*Dataset records*.
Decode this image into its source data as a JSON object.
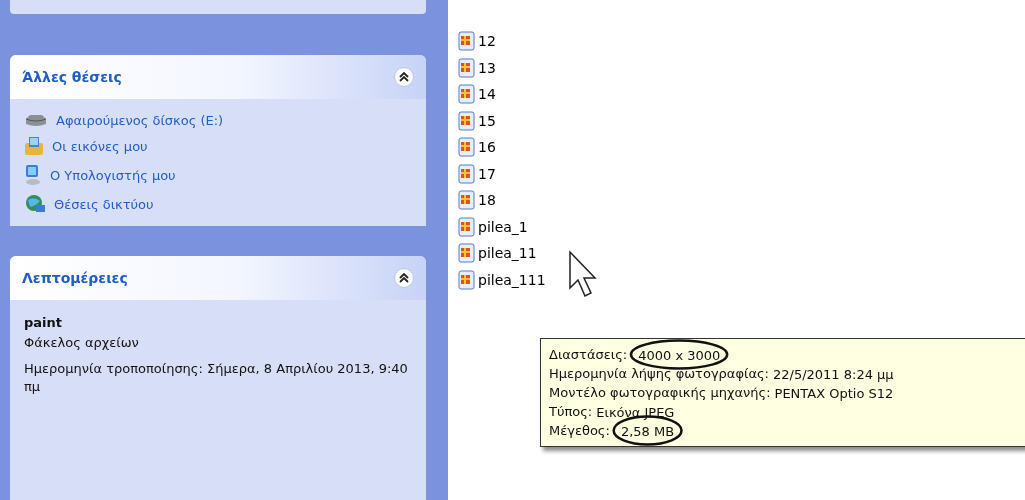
{
  "other_places": {
    "title": "Άλλες θέσεις",
    "expanded": true,
    "items": [
      {
        "kind": "drive",
        "label": "Αφαιρούμενος δίσκος (E:)"
      },
      {
        "kind": "pictures",
        "label": "Οι εικόνες μου"
      },
      {
        "kind": "computer",
        "label": "Ο Υπολογιστής μου"
      },
      {
        "kind": "network",
        "label": "Θέσεις δικτύου"
      }
    ]
  },
  "details": {
    "title": "Λεπτομέρειες",
    "expanded": true,
    "name": "paint",
    "type": "Φάκελος αρχείων",
    "modified": "Ημερομηνία τροποποίησης: Σήμερα, 8 Απριλίου 2013, 9:40 πμ"
  },
  "files": [
    {
      "name": "12"
    },
    {
      "name": "13"
    },
    {
      "name": "14"
    },
    {
      "name": "15"
    },
    {
      "name": "16"
    },
    {
      "name": "17"
    },
    {
      "name": "18"
    },
    {
      "name": "pilea_1"
    },
    {
      "name": "pilea_11"
    },
    {
      "name": "pilea_111"
    }
  ],
  "tooltip": {
    "lines": [
      {
        "label": "Διαστάσεις:",
        "value": "4000 x 3000",
        "circled": true
      },
      {
        "label": "Ημερομηνία λήψης φωτογραφίας:",
        "value": "22/5/2011 8:24 μμ",
        "circled": false
      },
      {
        "label": "Μοντέλο φωτογραφικής μηχανής:",
        "value": "PENTAX Optio S12",
        "circled": false
      },
      {
        "label": "Τύπος:",
        "value": "Εικόνα JPEG",
        "circled": false
      },
      {
        "label": "Μέγεθος:",
        "value": "2,58 MB",
        "circled": true
      }
    ]
  }
}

*Task details*. Quote the preceding listing precisely and completely, omitting its images.

*Output*.
Decode this image into its source data as a JSON object.
{
  "other_places": {
    "title": "Άλλες θέσεις",
    "expanded": true,
    "items": [
      {
        "kind": "drive",
        "label": "Αφαιρούμενος δίσκος (E:)"
      },
      {
        "kind": "pictures",
        "label": "Οι εικόνες μου"
      },
      {
        "kind": "computer",
        "label": "Ο Υπολογιστής μου"
      },
      {
        "kind": "network",
        "label": "Θέσεις δικτύου"
      }
    ]
  },
  "details": {
    "title": "Λεπτομέρειες",
    "expanded": true,
    "name": "paint",
    "type": "Φάκελος αρχείων",
    "modified": "Ημερομηνία τροποποίησης: Σήμερα, 8 Απριλίου 2013, 9:40 πμ"
  },
  "files": [
    {
      "name": "12"
    },
    {
      "name": "13"
    },
    {
      "name": "14"
    },
    {
      "name": "15"
    },
    {
      "name": "16"
    },
    {
      "name": "17"
    },
    {
      "name": "18"
    },
    {
      "name": "pilea_1"
    },
    {
      "name": "pilea_11"
    },
    {
      "name": "pilea_111"
    }
  ],
  "tooltip": {
    "lines": [
      {
        "label": "Διαστάσεις:",
        "value": "4000 x 3000",
        "circled": true
      },
      {
        "label": "Ημερομηνία λήψης φωτογραφίας:",
        "value": "22/5/2011 8:24 μμ",
        "circled": false
      },
      {
        "label": "Μοντέλο φωτογραφικής μηχανής:",
        "value": "PENTAX Optio S12",
        "circled": false
      },
      {
        "label": "Τύπος:",
        "value": "Εικόνα JPEG",
        "circled": false
      },
      {
        "label": "Μέγεθος:",
        "value": "2,58 MB",
        "circled": true
      }
    ]
  }
}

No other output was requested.